▶ **YOUR INSTRUCTIONS**
Out of the lines below, please list those that hold the string "after".

▶ **GIVEN RECORDS**
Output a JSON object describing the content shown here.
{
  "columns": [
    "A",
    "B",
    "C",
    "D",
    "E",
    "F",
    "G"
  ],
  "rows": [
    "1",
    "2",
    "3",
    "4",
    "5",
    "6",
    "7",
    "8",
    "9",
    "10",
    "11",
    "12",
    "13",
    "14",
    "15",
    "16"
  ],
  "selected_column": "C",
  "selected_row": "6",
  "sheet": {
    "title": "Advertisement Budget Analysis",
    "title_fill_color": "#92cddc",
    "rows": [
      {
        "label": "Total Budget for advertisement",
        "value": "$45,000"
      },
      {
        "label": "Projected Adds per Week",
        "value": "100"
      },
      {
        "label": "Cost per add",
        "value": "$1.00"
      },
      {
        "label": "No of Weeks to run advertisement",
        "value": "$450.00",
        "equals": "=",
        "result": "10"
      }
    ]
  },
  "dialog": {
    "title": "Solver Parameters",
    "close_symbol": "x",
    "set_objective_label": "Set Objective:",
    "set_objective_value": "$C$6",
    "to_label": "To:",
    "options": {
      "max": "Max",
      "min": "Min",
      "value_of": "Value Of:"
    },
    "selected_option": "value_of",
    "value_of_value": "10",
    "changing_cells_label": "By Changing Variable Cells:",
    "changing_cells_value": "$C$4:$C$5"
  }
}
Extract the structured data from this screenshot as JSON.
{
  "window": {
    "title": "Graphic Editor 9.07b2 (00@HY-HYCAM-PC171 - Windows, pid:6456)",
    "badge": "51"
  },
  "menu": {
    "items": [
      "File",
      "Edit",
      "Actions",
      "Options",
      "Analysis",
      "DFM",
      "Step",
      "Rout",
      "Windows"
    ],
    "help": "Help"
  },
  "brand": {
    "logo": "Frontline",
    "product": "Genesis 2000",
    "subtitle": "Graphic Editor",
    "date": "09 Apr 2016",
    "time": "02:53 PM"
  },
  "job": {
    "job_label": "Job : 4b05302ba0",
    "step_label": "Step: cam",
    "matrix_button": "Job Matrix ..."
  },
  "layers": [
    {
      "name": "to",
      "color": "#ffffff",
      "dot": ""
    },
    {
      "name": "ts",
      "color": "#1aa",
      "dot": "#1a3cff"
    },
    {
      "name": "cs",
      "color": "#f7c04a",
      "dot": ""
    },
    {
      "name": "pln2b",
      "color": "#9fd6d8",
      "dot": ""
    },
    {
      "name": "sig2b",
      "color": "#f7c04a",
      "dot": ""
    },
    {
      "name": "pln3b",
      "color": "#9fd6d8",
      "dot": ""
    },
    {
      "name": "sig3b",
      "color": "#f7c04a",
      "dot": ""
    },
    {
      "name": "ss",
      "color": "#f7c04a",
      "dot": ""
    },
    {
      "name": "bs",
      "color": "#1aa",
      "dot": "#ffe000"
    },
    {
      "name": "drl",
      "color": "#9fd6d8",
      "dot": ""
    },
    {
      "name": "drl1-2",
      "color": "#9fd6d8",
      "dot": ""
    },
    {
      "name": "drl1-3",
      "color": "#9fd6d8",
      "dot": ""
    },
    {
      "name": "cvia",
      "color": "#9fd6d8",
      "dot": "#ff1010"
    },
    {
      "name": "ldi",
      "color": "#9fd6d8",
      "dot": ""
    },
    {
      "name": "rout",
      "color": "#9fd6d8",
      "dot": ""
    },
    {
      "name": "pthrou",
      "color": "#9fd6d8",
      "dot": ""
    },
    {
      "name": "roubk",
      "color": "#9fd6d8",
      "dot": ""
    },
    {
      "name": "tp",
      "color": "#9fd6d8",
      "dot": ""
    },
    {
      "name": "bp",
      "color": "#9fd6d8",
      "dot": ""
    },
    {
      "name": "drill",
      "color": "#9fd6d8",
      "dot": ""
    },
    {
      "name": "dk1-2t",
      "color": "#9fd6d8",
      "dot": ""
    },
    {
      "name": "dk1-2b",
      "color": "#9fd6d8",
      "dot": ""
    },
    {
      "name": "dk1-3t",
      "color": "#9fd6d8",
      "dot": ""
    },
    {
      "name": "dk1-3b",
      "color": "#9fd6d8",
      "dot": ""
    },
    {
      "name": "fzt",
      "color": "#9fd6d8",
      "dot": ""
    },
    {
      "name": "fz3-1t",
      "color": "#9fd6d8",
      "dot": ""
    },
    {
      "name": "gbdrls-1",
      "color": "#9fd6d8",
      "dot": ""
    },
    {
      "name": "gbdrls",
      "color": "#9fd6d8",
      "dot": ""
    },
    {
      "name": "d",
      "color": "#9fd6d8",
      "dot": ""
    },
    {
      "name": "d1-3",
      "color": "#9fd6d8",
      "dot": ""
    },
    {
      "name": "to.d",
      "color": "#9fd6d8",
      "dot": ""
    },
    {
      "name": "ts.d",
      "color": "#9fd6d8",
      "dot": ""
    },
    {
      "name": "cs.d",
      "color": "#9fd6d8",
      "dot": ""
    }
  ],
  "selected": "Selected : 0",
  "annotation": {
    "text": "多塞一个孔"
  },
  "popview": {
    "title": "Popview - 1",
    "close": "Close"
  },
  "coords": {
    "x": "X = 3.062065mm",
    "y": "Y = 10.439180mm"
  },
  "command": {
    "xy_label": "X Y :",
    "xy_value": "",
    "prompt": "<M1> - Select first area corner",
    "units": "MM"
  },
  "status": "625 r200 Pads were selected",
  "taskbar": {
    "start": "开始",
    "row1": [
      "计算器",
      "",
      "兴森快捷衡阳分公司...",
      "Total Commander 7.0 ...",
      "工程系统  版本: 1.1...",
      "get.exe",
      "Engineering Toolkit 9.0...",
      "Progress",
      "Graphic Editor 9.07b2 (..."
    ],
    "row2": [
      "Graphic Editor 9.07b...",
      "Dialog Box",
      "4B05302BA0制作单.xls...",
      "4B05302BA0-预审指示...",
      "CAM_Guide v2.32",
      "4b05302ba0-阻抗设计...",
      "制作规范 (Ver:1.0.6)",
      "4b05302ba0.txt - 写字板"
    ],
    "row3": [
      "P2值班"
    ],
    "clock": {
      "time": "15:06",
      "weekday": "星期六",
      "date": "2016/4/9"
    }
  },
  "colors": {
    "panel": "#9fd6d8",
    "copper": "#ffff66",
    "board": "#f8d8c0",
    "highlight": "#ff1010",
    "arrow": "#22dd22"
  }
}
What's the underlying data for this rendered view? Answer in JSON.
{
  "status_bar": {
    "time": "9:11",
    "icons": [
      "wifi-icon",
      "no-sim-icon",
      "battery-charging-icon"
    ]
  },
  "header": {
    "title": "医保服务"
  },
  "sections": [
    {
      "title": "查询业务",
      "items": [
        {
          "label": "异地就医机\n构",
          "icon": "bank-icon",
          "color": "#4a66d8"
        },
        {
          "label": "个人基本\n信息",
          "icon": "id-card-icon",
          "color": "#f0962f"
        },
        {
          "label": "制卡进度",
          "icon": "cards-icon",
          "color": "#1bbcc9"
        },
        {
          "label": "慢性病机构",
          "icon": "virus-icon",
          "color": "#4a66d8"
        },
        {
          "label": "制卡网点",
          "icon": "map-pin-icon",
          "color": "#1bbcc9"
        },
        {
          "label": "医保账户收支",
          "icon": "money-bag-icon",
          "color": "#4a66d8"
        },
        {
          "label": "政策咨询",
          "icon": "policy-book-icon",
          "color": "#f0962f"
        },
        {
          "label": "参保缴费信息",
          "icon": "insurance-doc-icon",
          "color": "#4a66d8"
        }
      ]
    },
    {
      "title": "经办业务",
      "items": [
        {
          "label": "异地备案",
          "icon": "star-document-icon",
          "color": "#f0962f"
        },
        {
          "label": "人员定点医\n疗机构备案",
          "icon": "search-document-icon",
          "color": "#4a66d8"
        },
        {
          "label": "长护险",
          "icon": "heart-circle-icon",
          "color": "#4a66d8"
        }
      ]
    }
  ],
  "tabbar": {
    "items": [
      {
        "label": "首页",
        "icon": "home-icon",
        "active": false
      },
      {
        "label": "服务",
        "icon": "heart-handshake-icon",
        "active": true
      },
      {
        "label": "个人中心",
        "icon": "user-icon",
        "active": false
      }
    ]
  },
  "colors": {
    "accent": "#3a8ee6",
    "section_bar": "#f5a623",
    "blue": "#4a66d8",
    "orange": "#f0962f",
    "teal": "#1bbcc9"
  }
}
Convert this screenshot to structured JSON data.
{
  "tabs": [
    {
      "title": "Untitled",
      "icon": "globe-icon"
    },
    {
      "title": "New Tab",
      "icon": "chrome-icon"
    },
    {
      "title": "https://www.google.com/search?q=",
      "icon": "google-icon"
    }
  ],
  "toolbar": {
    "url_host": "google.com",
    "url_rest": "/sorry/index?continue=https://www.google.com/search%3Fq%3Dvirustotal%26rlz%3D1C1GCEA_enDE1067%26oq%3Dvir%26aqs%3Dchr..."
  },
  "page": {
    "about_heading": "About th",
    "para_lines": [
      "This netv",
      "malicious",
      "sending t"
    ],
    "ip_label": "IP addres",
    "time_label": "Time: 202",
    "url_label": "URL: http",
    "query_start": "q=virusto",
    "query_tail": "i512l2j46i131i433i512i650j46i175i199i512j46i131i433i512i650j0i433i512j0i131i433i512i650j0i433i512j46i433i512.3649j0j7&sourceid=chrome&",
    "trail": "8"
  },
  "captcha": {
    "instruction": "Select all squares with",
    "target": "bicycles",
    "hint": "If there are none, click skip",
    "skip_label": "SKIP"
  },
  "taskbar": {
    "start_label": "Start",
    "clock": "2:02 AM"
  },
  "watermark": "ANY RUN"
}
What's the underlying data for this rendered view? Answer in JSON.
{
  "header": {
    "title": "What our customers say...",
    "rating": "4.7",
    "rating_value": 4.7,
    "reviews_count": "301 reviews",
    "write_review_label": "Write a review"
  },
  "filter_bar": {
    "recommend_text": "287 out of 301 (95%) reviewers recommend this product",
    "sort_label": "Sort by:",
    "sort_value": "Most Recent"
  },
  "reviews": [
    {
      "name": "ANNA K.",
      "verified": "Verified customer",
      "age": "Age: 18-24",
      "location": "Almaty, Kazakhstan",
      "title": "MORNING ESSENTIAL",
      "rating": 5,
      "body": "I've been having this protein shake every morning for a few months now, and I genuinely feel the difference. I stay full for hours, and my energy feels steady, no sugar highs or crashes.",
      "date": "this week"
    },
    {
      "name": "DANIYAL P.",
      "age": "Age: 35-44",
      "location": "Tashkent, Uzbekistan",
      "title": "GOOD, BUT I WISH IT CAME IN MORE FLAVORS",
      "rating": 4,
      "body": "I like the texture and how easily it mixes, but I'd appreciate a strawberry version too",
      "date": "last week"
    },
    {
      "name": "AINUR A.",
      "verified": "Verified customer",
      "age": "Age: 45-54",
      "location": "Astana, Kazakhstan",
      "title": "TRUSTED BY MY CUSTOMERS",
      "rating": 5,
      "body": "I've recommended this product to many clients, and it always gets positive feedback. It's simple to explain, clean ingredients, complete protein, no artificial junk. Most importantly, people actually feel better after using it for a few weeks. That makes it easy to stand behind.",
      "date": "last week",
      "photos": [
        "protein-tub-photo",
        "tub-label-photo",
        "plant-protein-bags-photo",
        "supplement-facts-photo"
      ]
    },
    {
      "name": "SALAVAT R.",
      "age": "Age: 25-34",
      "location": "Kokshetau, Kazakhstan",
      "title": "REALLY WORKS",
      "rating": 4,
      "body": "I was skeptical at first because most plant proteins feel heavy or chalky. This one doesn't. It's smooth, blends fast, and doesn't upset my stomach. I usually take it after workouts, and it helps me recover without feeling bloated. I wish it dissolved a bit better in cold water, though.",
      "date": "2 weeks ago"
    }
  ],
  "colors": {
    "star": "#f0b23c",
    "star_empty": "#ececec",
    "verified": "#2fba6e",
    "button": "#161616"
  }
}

▶ **ANSWER FOR THE TASK**
      "body": "I've recommended this product to many clients, and it always gets positive feedback. It's simple to explain, clean ingredients, complete protein, no artificial junk. Most importantly, people actually feel better after using it for a few weeks. That makes it easy to stand behind.",
      "body": "I was skeptical at first because most plant proteins feel heavy or chalky. This one doesn't. It's smooth, blends fast, and doesn't upset my stomach. I usually take it after workouts, and it helps me recover without feeling bloated. I wish it dissolved a bit better in cold water, though.",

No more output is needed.